_STATED TASK_
In the material below, identify each line bearing the word "JSON". Reproduce those lines.

_Saved entries_
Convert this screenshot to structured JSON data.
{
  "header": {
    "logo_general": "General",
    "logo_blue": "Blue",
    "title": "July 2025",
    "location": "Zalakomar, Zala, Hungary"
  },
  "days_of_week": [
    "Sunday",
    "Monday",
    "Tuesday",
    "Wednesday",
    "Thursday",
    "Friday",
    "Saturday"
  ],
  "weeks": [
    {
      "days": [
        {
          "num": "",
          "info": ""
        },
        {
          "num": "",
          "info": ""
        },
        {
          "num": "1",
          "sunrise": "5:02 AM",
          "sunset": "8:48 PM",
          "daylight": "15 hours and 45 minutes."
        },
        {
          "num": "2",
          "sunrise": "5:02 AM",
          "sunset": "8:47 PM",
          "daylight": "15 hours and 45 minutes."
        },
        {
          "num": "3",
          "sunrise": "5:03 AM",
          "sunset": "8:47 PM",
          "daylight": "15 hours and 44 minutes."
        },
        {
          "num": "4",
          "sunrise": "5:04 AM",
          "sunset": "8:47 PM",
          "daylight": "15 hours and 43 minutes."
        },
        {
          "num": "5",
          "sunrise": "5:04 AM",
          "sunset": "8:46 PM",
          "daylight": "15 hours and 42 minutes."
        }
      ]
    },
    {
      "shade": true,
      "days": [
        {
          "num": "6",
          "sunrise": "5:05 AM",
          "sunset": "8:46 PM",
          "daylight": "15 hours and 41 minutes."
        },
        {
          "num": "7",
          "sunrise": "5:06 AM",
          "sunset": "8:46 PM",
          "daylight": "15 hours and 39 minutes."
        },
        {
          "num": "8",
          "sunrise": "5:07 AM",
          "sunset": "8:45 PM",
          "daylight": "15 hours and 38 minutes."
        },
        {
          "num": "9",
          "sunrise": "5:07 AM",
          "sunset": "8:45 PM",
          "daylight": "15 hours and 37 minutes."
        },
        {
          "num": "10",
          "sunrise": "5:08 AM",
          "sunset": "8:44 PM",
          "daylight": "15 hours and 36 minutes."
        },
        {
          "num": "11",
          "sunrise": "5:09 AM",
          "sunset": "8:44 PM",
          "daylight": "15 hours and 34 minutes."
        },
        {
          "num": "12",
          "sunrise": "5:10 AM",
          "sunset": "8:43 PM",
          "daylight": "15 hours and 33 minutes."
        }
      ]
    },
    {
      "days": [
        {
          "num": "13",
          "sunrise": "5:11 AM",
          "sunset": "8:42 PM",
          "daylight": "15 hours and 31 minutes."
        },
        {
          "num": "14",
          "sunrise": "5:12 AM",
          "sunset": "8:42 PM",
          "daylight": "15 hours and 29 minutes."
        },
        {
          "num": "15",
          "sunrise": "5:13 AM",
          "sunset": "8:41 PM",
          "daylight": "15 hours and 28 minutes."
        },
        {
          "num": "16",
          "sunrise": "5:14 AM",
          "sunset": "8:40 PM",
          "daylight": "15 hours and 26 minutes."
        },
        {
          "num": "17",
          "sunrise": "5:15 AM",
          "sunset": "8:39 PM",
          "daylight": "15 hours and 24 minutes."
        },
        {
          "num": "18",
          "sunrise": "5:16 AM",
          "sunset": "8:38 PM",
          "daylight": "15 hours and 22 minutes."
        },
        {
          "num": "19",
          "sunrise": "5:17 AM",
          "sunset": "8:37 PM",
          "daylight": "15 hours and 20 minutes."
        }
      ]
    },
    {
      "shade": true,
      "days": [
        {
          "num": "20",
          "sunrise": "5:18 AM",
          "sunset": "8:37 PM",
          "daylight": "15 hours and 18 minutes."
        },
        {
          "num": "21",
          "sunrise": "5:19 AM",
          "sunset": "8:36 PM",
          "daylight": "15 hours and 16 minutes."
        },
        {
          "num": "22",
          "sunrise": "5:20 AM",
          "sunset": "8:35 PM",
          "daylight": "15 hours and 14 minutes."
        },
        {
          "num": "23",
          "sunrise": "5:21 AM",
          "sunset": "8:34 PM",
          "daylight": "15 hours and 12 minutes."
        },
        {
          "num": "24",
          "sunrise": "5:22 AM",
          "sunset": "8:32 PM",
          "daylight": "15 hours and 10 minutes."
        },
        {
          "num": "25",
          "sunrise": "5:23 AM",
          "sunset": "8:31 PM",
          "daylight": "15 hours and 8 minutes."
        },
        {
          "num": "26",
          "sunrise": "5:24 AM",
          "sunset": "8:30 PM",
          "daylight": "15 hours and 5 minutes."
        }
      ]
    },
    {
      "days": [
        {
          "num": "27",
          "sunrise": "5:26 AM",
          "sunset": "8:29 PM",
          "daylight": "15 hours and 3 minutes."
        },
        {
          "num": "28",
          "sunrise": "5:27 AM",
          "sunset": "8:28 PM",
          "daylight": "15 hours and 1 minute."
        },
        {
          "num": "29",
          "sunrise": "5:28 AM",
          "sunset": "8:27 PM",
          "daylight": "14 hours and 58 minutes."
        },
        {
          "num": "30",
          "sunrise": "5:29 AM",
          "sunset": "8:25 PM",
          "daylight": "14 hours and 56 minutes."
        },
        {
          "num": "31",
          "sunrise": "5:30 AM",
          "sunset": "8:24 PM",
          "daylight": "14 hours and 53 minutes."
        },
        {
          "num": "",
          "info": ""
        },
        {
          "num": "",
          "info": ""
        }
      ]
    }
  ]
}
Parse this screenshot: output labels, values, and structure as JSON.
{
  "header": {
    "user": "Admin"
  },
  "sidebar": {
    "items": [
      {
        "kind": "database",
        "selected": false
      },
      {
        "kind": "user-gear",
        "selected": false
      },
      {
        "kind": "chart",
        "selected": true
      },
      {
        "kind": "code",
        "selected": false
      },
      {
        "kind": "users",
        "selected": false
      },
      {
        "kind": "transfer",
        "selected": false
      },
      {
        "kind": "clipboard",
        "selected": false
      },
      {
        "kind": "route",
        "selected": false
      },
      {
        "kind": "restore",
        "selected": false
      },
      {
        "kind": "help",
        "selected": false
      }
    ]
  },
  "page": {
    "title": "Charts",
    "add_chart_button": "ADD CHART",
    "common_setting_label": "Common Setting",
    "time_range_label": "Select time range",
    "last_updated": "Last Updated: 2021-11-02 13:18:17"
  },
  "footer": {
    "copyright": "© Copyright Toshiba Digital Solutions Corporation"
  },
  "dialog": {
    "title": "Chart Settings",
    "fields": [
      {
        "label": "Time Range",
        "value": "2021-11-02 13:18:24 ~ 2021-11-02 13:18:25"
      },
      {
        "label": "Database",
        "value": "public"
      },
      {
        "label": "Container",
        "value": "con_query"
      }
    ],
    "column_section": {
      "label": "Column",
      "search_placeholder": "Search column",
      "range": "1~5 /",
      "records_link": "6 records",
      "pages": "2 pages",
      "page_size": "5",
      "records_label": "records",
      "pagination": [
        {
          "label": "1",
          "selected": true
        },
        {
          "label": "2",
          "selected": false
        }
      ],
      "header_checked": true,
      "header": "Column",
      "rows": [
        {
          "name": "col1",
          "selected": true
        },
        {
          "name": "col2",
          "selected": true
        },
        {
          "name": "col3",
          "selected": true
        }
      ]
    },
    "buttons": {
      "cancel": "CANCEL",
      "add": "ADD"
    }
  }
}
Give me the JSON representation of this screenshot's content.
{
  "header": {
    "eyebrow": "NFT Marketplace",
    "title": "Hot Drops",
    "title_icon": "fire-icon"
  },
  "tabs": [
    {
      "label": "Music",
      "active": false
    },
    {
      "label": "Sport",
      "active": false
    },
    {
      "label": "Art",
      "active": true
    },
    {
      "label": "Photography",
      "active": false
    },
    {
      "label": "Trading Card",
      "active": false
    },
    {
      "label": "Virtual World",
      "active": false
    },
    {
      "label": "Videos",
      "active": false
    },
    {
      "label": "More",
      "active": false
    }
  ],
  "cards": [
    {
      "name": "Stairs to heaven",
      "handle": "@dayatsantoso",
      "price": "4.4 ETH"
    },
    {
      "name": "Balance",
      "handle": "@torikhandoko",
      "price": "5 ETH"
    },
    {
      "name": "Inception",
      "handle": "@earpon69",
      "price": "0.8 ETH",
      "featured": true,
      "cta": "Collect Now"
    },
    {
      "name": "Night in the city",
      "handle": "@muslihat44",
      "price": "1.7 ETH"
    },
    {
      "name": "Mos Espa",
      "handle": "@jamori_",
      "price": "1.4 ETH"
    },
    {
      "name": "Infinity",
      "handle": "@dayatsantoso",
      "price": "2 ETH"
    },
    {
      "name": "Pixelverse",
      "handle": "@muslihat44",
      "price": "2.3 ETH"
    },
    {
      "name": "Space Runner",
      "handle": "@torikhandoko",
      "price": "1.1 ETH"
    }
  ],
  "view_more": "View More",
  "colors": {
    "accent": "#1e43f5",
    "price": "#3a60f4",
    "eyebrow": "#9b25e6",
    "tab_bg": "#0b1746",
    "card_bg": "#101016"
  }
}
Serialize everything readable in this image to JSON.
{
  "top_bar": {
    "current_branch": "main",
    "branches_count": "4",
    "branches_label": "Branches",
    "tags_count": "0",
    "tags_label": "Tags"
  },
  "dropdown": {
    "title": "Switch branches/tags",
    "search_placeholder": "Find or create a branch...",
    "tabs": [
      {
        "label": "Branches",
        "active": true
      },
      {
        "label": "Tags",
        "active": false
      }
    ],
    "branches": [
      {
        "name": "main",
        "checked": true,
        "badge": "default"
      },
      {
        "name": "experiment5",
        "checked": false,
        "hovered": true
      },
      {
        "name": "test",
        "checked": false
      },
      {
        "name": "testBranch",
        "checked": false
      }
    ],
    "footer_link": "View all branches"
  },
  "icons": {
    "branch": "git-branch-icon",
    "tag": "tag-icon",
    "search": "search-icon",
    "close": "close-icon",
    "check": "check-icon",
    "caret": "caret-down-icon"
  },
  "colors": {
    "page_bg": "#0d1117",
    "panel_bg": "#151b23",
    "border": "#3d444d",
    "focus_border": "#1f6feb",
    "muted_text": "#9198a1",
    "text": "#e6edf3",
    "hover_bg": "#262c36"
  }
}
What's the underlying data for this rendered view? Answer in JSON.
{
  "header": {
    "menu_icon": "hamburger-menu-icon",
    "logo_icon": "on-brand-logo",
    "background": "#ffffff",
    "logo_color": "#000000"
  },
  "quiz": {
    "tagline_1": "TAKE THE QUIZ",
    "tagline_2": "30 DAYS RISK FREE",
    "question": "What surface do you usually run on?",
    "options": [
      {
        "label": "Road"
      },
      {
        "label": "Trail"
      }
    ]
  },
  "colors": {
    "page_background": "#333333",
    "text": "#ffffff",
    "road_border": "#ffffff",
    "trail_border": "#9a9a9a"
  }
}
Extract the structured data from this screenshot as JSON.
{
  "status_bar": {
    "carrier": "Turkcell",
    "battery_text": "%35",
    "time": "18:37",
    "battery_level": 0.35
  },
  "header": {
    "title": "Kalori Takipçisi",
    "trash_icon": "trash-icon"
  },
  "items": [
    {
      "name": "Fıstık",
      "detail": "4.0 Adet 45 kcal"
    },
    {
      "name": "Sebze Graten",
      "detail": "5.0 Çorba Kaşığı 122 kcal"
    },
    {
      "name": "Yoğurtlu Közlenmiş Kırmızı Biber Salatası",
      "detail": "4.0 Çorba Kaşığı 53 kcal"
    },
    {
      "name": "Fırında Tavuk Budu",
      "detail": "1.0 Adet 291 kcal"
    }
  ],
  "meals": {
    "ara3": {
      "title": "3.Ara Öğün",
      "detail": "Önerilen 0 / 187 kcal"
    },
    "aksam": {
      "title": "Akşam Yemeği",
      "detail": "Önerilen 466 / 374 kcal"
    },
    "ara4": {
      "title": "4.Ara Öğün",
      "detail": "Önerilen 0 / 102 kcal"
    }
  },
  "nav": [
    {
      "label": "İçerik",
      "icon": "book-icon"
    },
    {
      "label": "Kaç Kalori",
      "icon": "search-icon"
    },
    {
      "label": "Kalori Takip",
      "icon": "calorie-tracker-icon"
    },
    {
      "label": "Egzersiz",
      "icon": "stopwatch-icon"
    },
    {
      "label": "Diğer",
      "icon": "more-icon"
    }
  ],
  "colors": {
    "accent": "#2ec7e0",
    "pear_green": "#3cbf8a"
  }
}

_RESPONSE TO THIS TASK_
Convert this screenshot to structured JSON data.
Parse this screenshot: output labels, values, and structure as JSON.
Give me the JSON representation of this screenshot's content.
Serialize everything readable in this image to JSON.
What's the underlying data for this rendered view? Answer in JSON.
Extract the structured data from this screenshot as JSON.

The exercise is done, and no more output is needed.